### Prompt
Would you retype, word for word, the line with "Transcribe this image's" and every line after it through the end of the records below?

### Records provided

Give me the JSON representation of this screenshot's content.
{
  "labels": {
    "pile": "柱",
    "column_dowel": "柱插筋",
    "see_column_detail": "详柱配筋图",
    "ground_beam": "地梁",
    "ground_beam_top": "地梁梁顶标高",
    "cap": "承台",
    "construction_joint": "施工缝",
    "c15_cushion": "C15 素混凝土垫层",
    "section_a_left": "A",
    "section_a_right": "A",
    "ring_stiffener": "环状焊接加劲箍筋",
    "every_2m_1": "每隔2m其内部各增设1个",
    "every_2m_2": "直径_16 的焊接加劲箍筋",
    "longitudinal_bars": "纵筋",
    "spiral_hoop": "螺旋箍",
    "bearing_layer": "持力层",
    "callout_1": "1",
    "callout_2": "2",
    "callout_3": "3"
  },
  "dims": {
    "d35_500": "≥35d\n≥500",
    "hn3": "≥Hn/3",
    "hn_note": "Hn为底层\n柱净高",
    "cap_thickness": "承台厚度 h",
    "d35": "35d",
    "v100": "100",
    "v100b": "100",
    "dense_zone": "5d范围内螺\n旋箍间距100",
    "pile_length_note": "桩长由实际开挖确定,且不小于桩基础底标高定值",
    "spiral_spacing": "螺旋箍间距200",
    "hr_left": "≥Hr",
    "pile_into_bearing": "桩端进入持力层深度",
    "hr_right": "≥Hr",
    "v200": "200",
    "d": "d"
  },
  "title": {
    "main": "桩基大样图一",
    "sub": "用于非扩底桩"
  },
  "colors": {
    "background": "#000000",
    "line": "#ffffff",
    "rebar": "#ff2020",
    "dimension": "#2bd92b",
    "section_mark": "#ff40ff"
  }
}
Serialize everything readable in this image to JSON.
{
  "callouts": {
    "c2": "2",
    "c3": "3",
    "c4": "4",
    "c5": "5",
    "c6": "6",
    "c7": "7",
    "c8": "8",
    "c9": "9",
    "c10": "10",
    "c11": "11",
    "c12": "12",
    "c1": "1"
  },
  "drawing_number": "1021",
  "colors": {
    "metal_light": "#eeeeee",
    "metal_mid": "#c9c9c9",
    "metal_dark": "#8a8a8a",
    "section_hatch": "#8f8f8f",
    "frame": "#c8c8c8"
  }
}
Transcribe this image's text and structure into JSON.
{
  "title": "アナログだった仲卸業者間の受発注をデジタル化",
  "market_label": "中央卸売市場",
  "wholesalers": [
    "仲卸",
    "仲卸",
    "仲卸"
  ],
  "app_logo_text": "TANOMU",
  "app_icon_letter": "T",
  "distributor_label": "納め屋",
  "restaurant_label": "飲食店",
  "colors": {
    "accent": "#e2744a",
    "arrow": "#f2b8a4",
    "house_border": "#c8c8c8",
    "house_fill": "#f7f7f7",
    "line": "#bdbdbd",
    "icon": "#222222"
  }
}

### Result for this task
Transcribe this image's text and structure into JSON.
{
  "title": "アナログだった仲卸業者間の受発注をデジタル化",
  "market_label": "中央卸売市場",
  "wholesalers": [
    "仲卸",
    "仲卸",
    "仲卸"
  ],
  "app_logo_text": "TANOMU",
  "app_icon_letter": "T",
  "distributor_label": "納め屋",
  "restaurant_label": "飲食店",
  "colors": {
    "accent": "#e2744a",
    "arrow": "#f2b8a4",
    "house_border": "#c8c8c8",
    "house_fill": "#f7f7f7",
    "line": "#bdbdbd",
    "icon": "#222222"
  }
}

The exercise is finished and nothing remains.